**YOUR INSTRUCTIONS:** Reproduce the listing below character for character; drop every image.

**SUPPLIED MATERIAL:**
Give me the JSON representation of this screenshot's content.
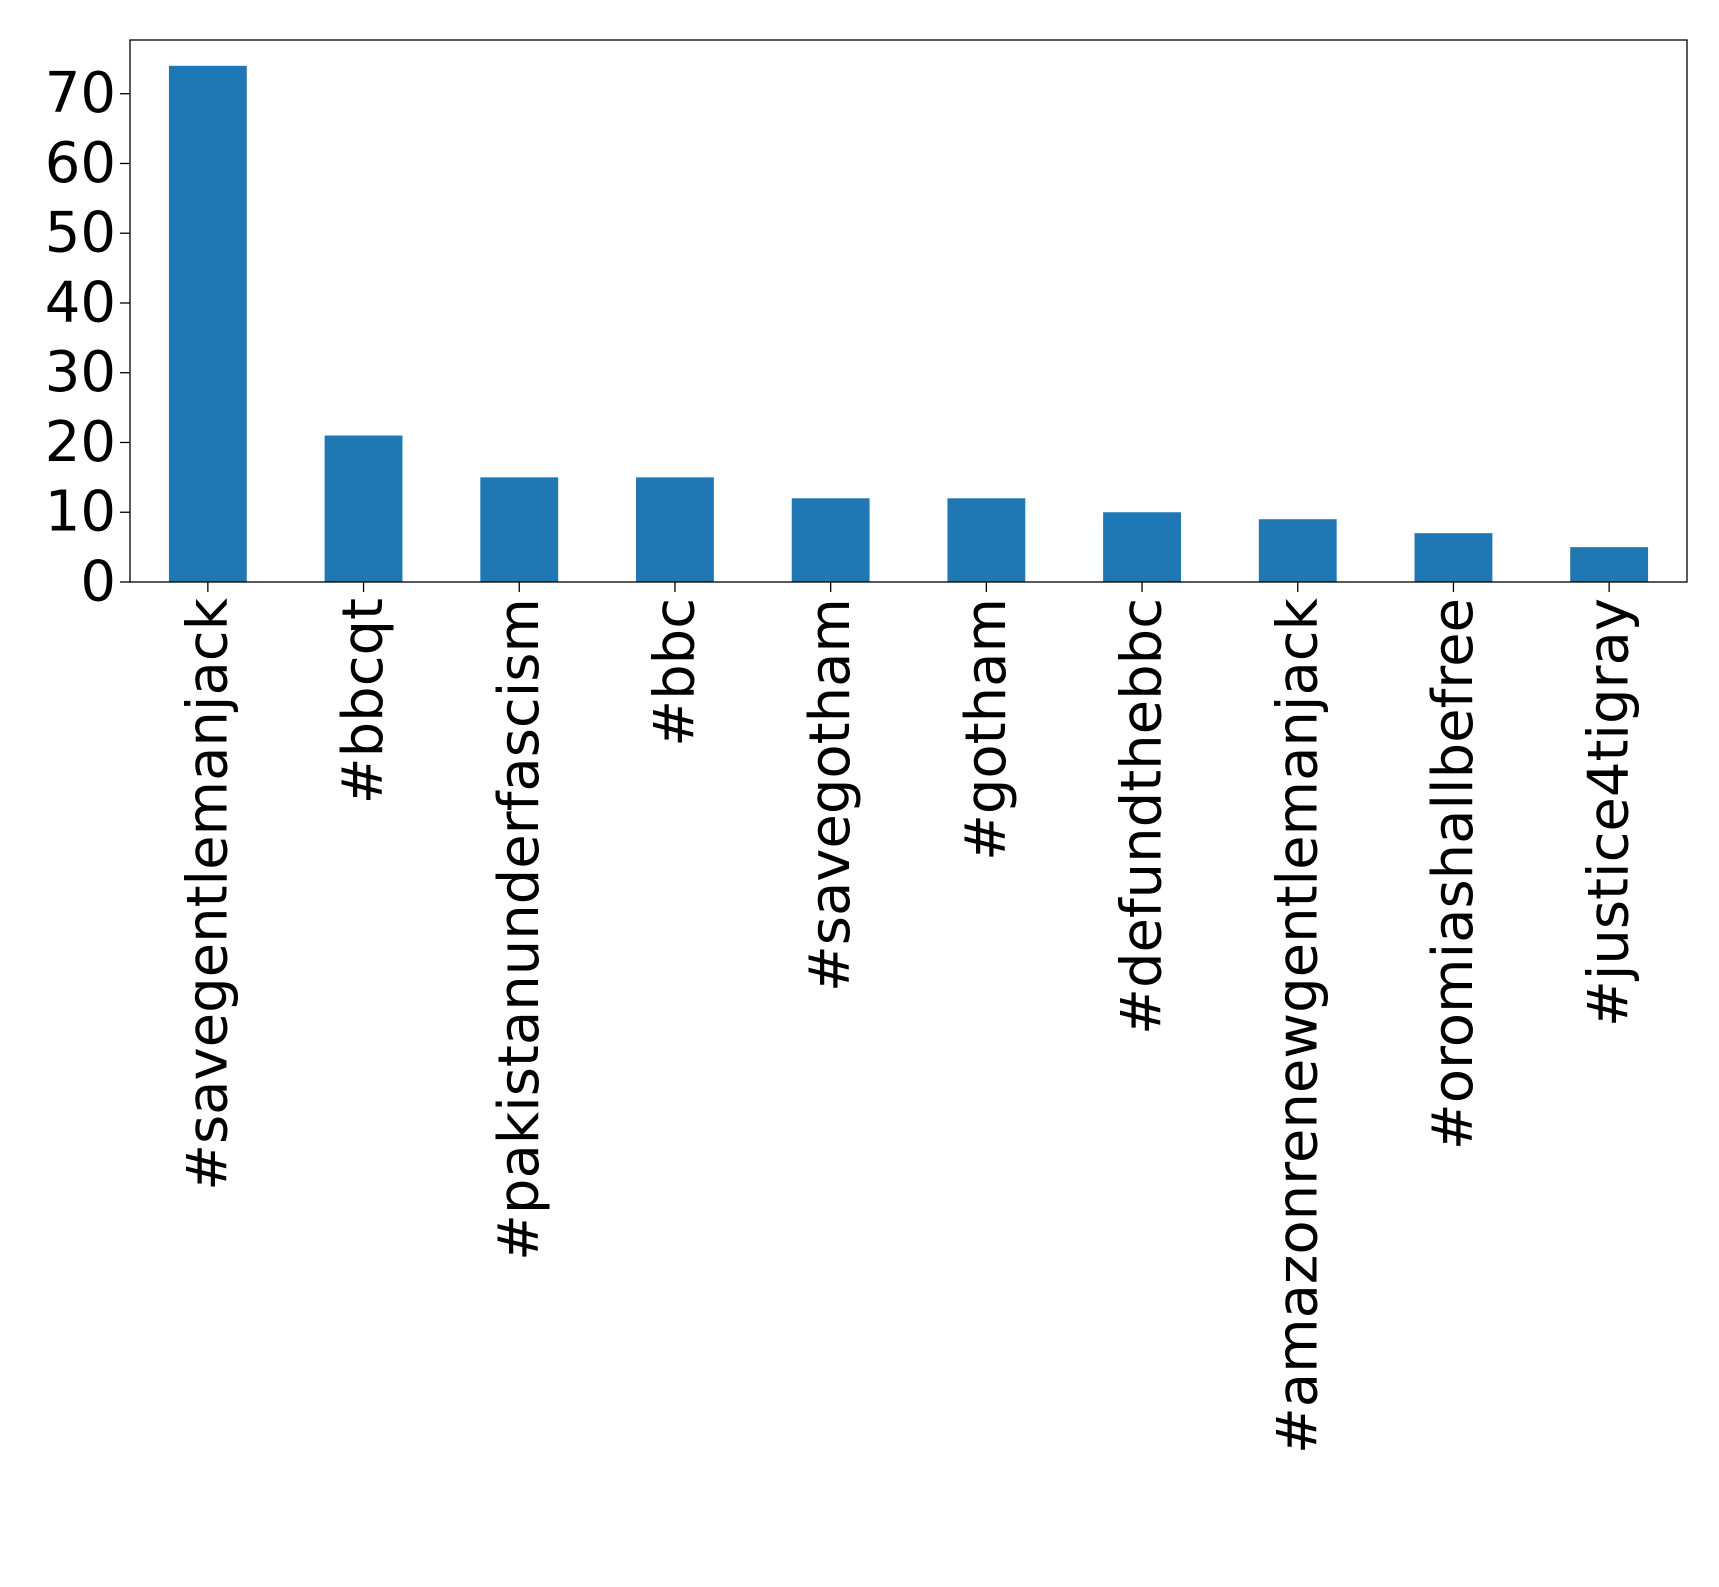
{
  "chart_data": {
    "type": "bar",
    "title": "",
    "xlabel": "",
    "ylabel": "",
    "categories": [
      "#savegentlemanjack",
      "#bbcqt",
      "#pakistanunderfascism",
      "#bbc",
      "#savegotham",
      "#gotham",
      "#defundthebbc",
      "#amazonrenewgentlemanjack",
      "#oromiashallbefree",
      "#justice4tigray"
    ],
    "values": [
      74,
      21,
      15,
      15,
      12,
      12,
      10,
      9,
      7,
      5
    ],
    "ylim": [
      0,
      77.7
    ],
    "yticks": [
      0,
      10,
      20,
      30,
      40,
      50,
      60,
      70
    ],
    "grid": false,
    "legend": "none",
    "bar_color": "#1f77b4",
    "axis_color": "#000000"
  }
}
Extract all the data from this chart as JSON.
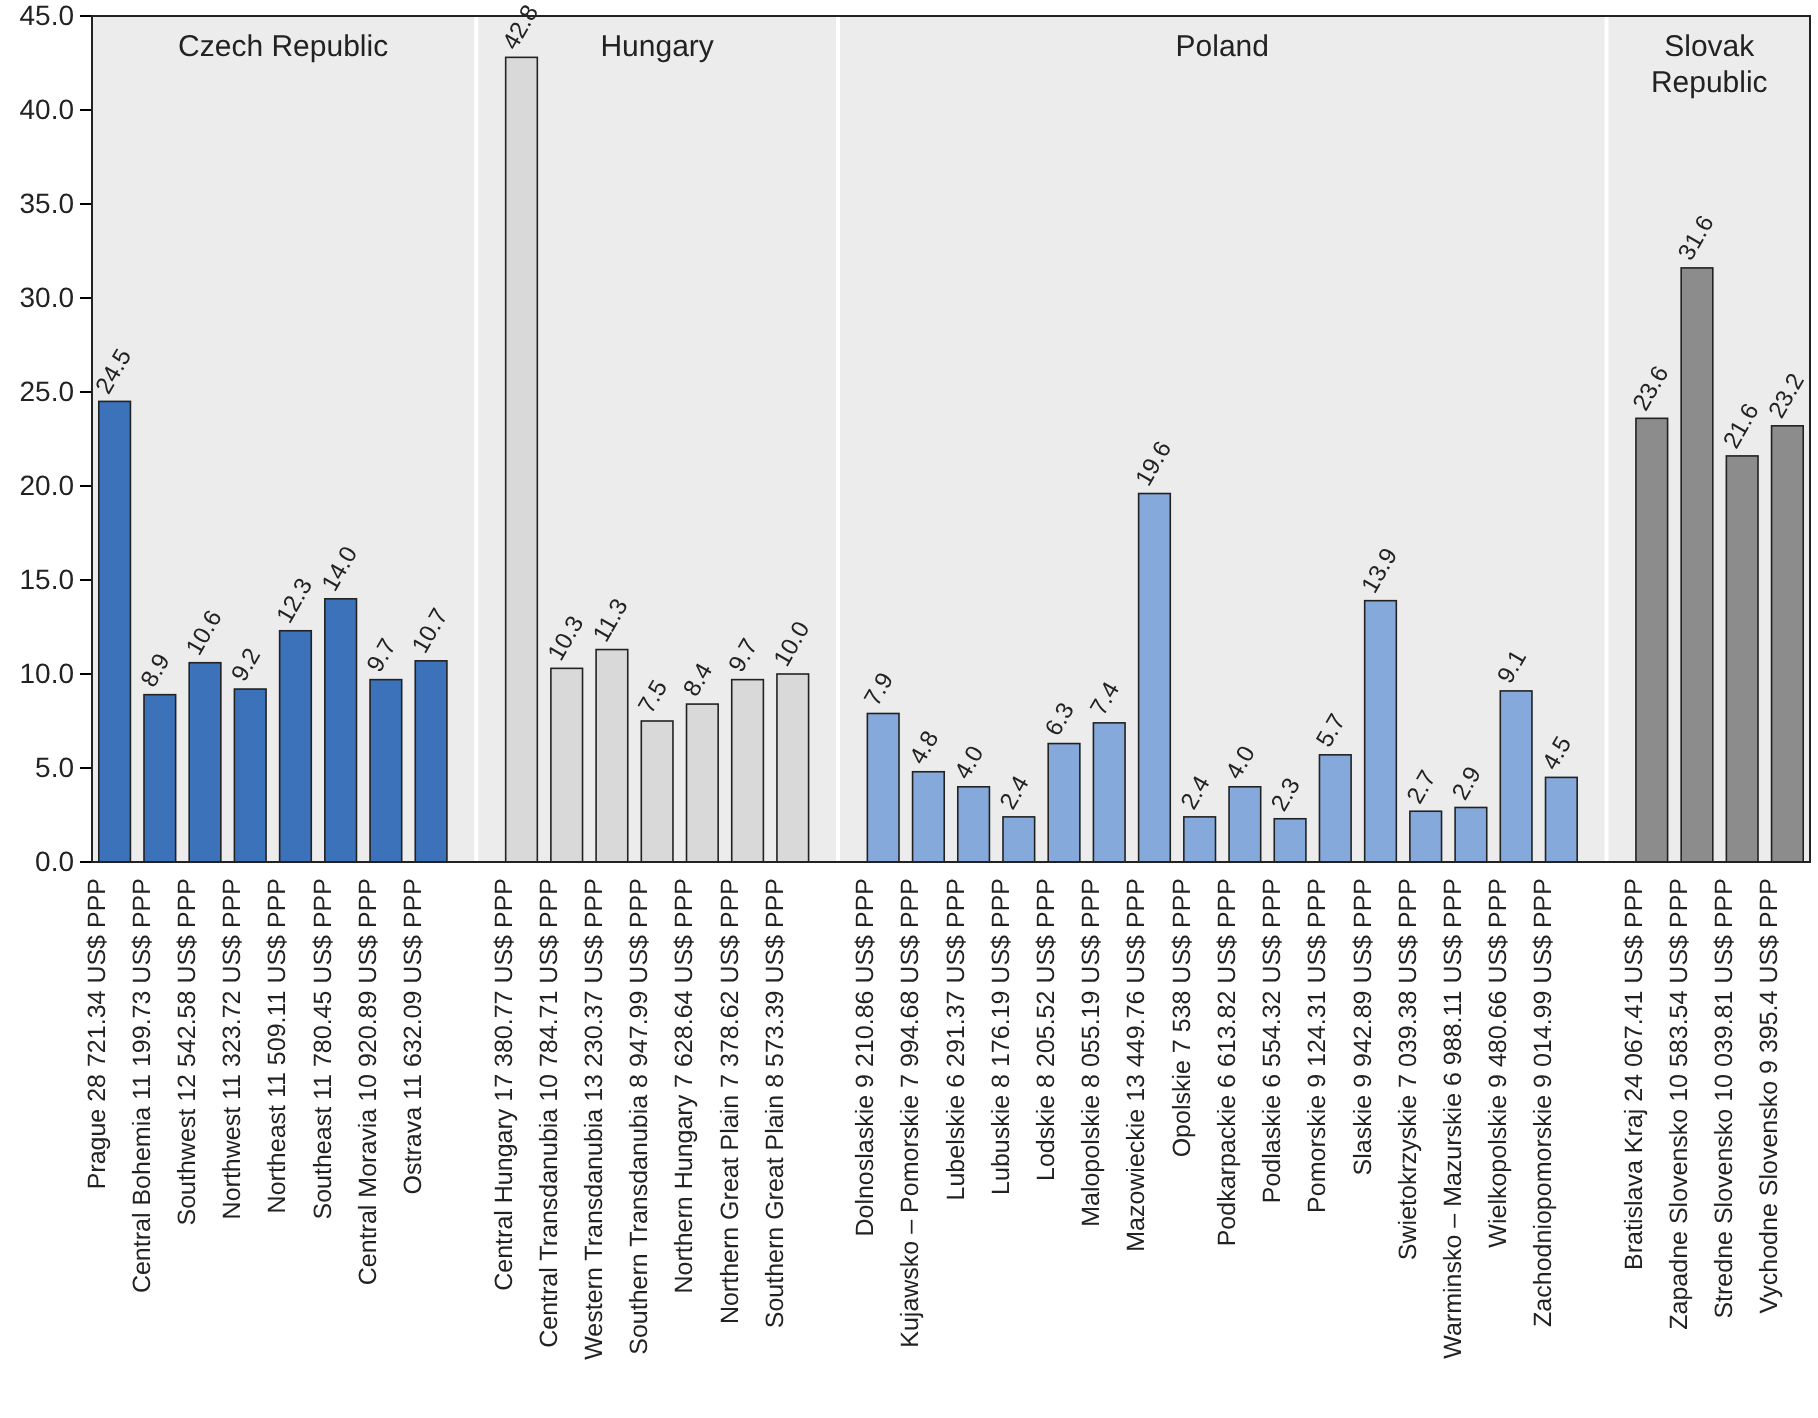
{
  "chart_data": {
    "type": "bar",
    "categories": [
      "Prague 28 721.34 US$ PPP",
      "Central Bohemia 11 199.73 US$ PPP",
      "Southwest 12 542.58 US$ PPP",
      "Northwest 11 323.72 US$ PPP",
      "Northeast 11 509.11 US$ PPP",
      "Southeast 11 780.45 US$ PPP",
      "Central Moravia 10 920.89 US$ PPP",
      "Ostrava 11 632.09 US$ PPP",
      null,
      "Central Hungary 17 380.77 US$ PPP",
      "Central Transdanubia 10 784.71 US$ PPP",
      "Western Transdanubia 13 230.37 US$ PPP",
      "Southern Transdanubia 8 947.99 US$ PPP",
      "Northern Hungary 7 628.64 US$ PPP",
      "Northern Great Plain 7 378.62 US$ PPP",
      "Southern Great Plain 8 573.39 US$ PPP",
      null,
      "Dolnoslaskie 9 210.86 US$ PPP",
      "Kujawsko – Pomorskie 7 994.68 US$ PPP",
      "Lubelskie 6 291.37 US$ PPP",
      "Lubuskie 8 176.19 US$ PPP",
      "Lodskie 8 205.52 US$ PPP",
      "Malopolskie 8 055.19 US$ PPP",
      "Mazowieckie 13 449.76 US$ PPP",
      "Opolskie 7 538 US$ PPP",
      "Podkarpackie 6 613.82 US$ PPP",
      "Podlaskie 6 554.32 US$ PPP",
      "Pomorskie 9 124.31 US$ PPP",
      "Slaskie 9 942.89 US$ PPP",
      "Swietokrzyskie 7 039.38 US$ PPP",
      "Warminsko – Mazurskie 6 988.11 US$ PPP",
      "Wielkopolskie 9 480.66 US$ PPP",
      "Zachodniopomorskie 9 014.99 US$ PPP",
      null,
      "Bratislava Kraj 24 067.41 US$ PPP",
      "Zapadne Slovensko 10 583.54 US$ PPP",
      "Stredne Slovensko 10 039.81 US$ PPP",
      "Vychodne Slovensko 9 395.4 US$ PPP"
    ],
    "series": [
      {
        "color": "#3b72b9",
        "values": [
          24.5,
          8.9,
          10.6,
          9.2,
          12.3,
          14.0,
          9.7,
          10.7,
          null,
          null,
          null,
          null,
          null,
          null,
          null,
          null,
          null,
          null,
          null,
          null,
          null,
          null,
          null,
          null,
          null,
          null,
          null,
          null,
          null,
          null,
          null,
          null,
          null,
          null,
          null,
          null,
          null,
          null
        ],
        "value_labels": [
          "24.5",
          "8.9",
          "10.6",
          "9.2",
          "12.3",
          "14.0",
          "9.7",
          "10.7",
          null,
          null,
          null,
          null,
          null,
          null,
          null,
          null,
          null,
          null,
          null,
          null,
          null,
          null,
          null,
          null,
          null,
          null,
          null,
          null,
          null,
          null,
          null,
          null,
          null,
          null,
          null,
          null,
          null,
          null
        ]
      },
      {
        "color": "#d9d9d9",
        "values": [
          null,
          null,
          null,
          null,
          null,
          null,
          null,
          null,
          null,
          42.8,
          10.3,
          11.3,
          7.5,
          8.4,
          9.7,
          10.0,
          null,
          null,
          null,
          null,
          null,
          null,
          null,
          null,
          null,
          null,
          null,
          null,
          null,
          null,
          null,
          null,
          null,
          null,
          null,
          null,
          null,
          null
        ],
        "value_labels": [
          null,
          null,
          null,
          null,
          null,
          null,
          null,
          null,
          null,
          "42.8",
          "10.3",
          "11.3",
          "7.5",
          "8.4",
          "9.7",
          "10.0",
          null,
          null,
          null,
          null,
          null,
          null,
          null,
          null,
          null,
          null,
          null,
          null,
          null,
          null,
          null,
          null,
          null,
          null,
          null,
          null,
          null,
          null
        ]
      },
      {
        "color": "#86a9dc",
        "values": [
          null,
          null,
          null,
          null,
          null,
          null,
          null,
          null,
          null,
          null,
          null,
          null,
          null,
          null,
          null,
          null,
          null,
          7.9,
          4.8,
          4.0,
          2.4,
          6.3,
          7.4,
          19.6,
          2.4,
          4.0,
          2.3,
          5.7,
          13.9,
          2.7,
          2.9,
          9.1,
          4.5,
          null,
          null,
          null,
          null,
          null
        ],
        "value_labels": [
          null,
          null,
          null,
          null,
          null,
          null,
          null,
          null,
          null,
          null,
          null,
          null,
          null,
          null,
          null,
          null,
          null,
          "7.9",
          "4.8",
          "4.0",
          "2.4",
          "6.3",
          "7.4",
          "19.6",
          "2.4",
          "4.0",
          "2.3",
          "5.7",
          "13.9",
          "2.7",
          "2.9",
          "9.1",
          "4.5",
          null,
          null,
          null,
          null,
          null
        ]
      },
      {
        "color": "#8c8c8c",
        "values": [
          null,
          null,
          null,
          null,
          null,
          null,
          null,
          null,
          null,
          null,
          null,
          null,
          null,
          null,
          null,
          null,
          null,
          null,
          null,
          null,
          null,
          null,
          null,
          null,
          null,
          null,
          null,
          null,
          null,
          null,
          null,
          null,
          null,
          null,
          23.6,
          31.6,
          21.6,
          23.2
        ],
        "value_labels": [
          null,
          null,
          null,
          null,
          null,
          null,
          null,
          null,
          null,
          null,
          null,
          null,
          null,
          null,
          null,
          null,
          null,
          null,
          null,
          null,
          null,
          null,
          null,
          null,
          null,
          null,
          null,
          null,
          null,
          null,
          null,
          null,
          null,
          null,
          "23.6",
          "31.6",
          "21.6",
          "23.2"
        ]
      }
    ],
    "annotations": [
      "Czech Republic",
      "Hungary",
      "Poland",
      "Slovak Republic"
    ],
    "ylim": [
      0,
      45
    ],
    "yticks": [
      {
        "value": 0,
        "label": "0.0"
      },
      {
        "value": 5,
        "label": "5.0"
      },
      {
        "value": 10,
        "label": "10.0"
      },
      {
        "value": 15,
        "label": "15.0"
      },
      {
        "value": 20,
        "label": "20.0"
      },
      {
        "value": 25,
        "label": "25.0"
      },
      {
        "value": 30,
        "label": "30.0"
      },
      {
        "value": 35,
        "label": "35.0"
      },
      {
        "value": 40,
        "label": "40.0"
      },
      {
        "value": 45,
        "label": "45.0"
      }
    ]
  }
}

**ANSWER FOR THE TASK:**
Give me the JSON representation of this screenshot's content.
{
  "chart_data": {
    "type": "bar",
    "title": "",
    "xlabel": "",
    "ylabel": "",
    "categories": [
      "#savegentlemanjack",
      "#bbcqt",
      "#pakistanunderfascism",
      "#bbc",
      "#savegotham",
      "#gotham",
      "#defundthebbc",
      "#amazonrenewgentlemanjack",
      "#oromiashallbefree",
      "#justice4tigray"
    ],
    "values": [
      74,
      21,
      15,
      15,
      12,
      12,
      10,
      9,
      7,
      5
    ],
    "ylim": [
      0,
      77.7
    ],
    "yticks": [
      0,
      10,
      20,
      30,
      40,
      50,
      60,
      70
    ],
    "grid": false,
    "legend": "none",
    "bar_color": "#1f77b4",
    "axis_color": "#000000"
  }
}
Extract all the data from this chart as JSON.
{
  "chart_data": {
    "type": "bar",
    "categories": [
      "Prague 28 721.34 US$ PPP",
      "Central Bohemia 11 199.73 US$ PPP",
      "Southwest 12 542.58 US$ PPP",
      "Northwest 11 323.72 US$ PPP",
      "Northeast 11 509.11 US$ PPP",
      "Southeast 11 780.45 US$ PPP",
      "Central Moravia 10 920.89 US$ PPP",
      "Ostrava 11 632.09 US$ PPP",
      null,
      "Central Hungary 17 380.77 US$ PPP",
      "Central Transdanubia 10 784.71 US$ PPP",
      "Western Transdanubia 13 230.37 US$ PPP",
      "Southern Transdanubia 8 947.99 US$ PPP",
      "Northern Hungary 7 628.64 US$ PPP",
      "Northern Great Plain 7 378.62 US$ PPP",
      "Southern Great Plain 8 573.39 US$ PPP",
      null,
      "Dolnoslaskie 9 210.86 US$ PPP",
      "Kujawsko – Pomorskie 7 994.68 US$ PPP",
      "Lubelskie 6 291.37 US$ PPP",
      "Lubuskie 8 176.19 US$ PPP",
      "Lodskie 8 205.52 US$ PPP",
      "Malopolskie 8 055.19 US$ PPP",
      "Mazowieckie 13 449.76 US$ PPP",
      "Opolskie 7 538 US$ PPP",
      "Podkarpackie 6 613.82 US$ PPP",
      "Podlaskie 6 554.32 US$ PPP",
      "Pomorskie 9 124.31 US$ PPP",
      "Slaskie 9 942.89 US$ PPP",
      "Swietokrzyskie 7 039.38 US$ PPP",
      "Warminsko – Mazurskie 6 988.11 US$ PPP",
      "Wielkopolskie 9 480.66 US$ PPP",
      "Zachodniopomorskie 9 014.99 US$ PPP",
      null,
      "Bratislava Kraj 24 067.41 US$ PPP",
      "Zapadne Slovensko 10 583.54 US$ PPP",
      "Stredne Slovensko 10 039.81 US$ PPP",
      "Vychodne Slovensko 9 395.4 US$ PPP"
    ],
    "series": [
      {
        "color": "#3b72b9",
        "values": [
          24.5,
          8.9,
          10.6,
          9.2,
          12.3,
          14.0,
          9.7,
          10.7,
          null,
          null,
          null,
          null,
          null,
          null,
          null,
          null,
          null,
          null,
          null,
          null,
          null,
          null,
          null,
          null,
          null,
          null,
          null,
          null,
          null,
          null,
          null,
          null,
          null,
          null,
          null,
          null,
          null,
          null
        ],
        "value_labels": [
          "24.5",
          "8.9",
          "10.6",
          "9.2",
          "12.3",
          "14.0",
          "9.7",
          "10.7",
          null,
          null,
          null,
          null,
          null,
          null,
          null,
          null,
          null,
          null,
          null,
          null,
          null,
          null,
          null,
          null,
          null,
          null,
          null,
          null,
          null,
          null,
          null,
          null,
          null,
          null,
          null,
          null,
          null,
          null
        ]
      },
      {
        "color": "#d9d9d9",
        "values": [
          null,
          null,
          null,
          null,
          null,
          null,
          null,
          null,
          null,
          42.8,
          10.3,
          11.3,
          7.5,
          8.4,
          9.7,
          10.0,
          null,
          null,
          null,
          null,
          null,
          null,
          null,
          null,
          null,
          null,
          null,
          null,
          null,
          null,
          null,
          null,
          null,
          null,
          null,
          null,
          null,
          null
        ],
        "value_labels": [
          null,
          null,
          null,
          null,
          null,
          null,
          null,
          null,
          null,
          "42.8",
          "10.3",
          "11.3",
          "7.5",
          "8.4",
          "9.7",
          "10.0",
          null,
          null,
          null,
          null,
          null,
          null,
          null,
          null,
          null,
          null,
          null,
          null,
          null,
          null,
          null,
          null,
          null,
          null,
          null,
          null,
          null,
          null
        ]
      },
      {
        "color": "#86a9dc",
        "values": [
          null,
          null,
          null,
          null,
          null,
          null,
          null,
          null,
          null,
          null,
          null,
          null,
          null,
          null,
          null,
          null,
          null,
          7.9,
          4.8,
          4.0,
          2.4,
          6.3,
          7.4,
          19.6,
          2.4,
          4.0,
          2.3,
          5.7,
          13.9,
          2.7,
          2.9,
          9.1,
          4.5,
          null,
          null,
          null,
          null,
          null
        ],
        "value_labels": [
          null,
          null,
          null,
          null,
          null,
          null,
          null,
          null,
          null,
          null,
          null,
          null,
          null,
          null,
          null,
          null,
          null,
          "7.9",
          "4.8",
          "4.0",
          "2.4",
          "6.3",
          "7.4",
          "19.6",
          "2.4",
          "4.0",
          "2.3",
          "5.7",
          "13.9",
          "2.7",
          "2.9",
          "9.1",
          "4.5",
          null,
          null,
          null,
          null,
          null
        ]
      },
      {
        "color": "#8c8c8c",
        "values": [
          null,
          null,
          null,
          null,
          null,
          null,
          null,
          null,
          null,
          null,
          null,
          null,
          null,
          null,
          null,
          null,
          null,
          null,
          null,
          null,
          null,
          null,
          null,
          null,
          null,
          null,
          null,
          null,
          null,
          null,
          null,
          null,
          null,
          null,
          23.6,
          31.6,
          21.6,
          23.2
        ],
        "value_labels": [
          null,
          null,
          null,
          null,
          null,
          null,
          null,
          null,
          null,
          null,
          null,
          null,
          null,
          null,
          null,
          null,
          null,
          null,
          null,
          null,
          null,
          null,
          null,
          null,
          null,
          null,
          null,
          null,
          null,
          null,
          null,
          null,
          null,
          null,
          "23.6",
          "31.6",
          "21.6",
          "23.2"
        ]
      }
    ],
    "annotations": [
      "Czech Republic",
      "Hungary",
      "Poland",
      "Slovak Republic"
    ],
    "ylim": [
      0,
      45
    ],
    "yticks": [
      {
        "value": 0,
        "label": "0.0"
      },
      {
        "value": 5,
        "label": "5.0"
      },
      {
        "value": 10,
        "label": "10.0"
      },
      {
        "value": 15,
        "label": "15.0"
      },
      {
        "value": 20,
        "label": "20.0"
      },
      {
        "value": 25,
        "label": "25.0"
      },
      {
        "value": 30,
        "label": "30.0"
      },
      {
        "value": 35,
        "label": "35.0"
      },
      {
        "value": 40,
        "label": "40.0"
      },
      {
        "value": 45,
        "label": "45.0"
      }
    ]
  }
}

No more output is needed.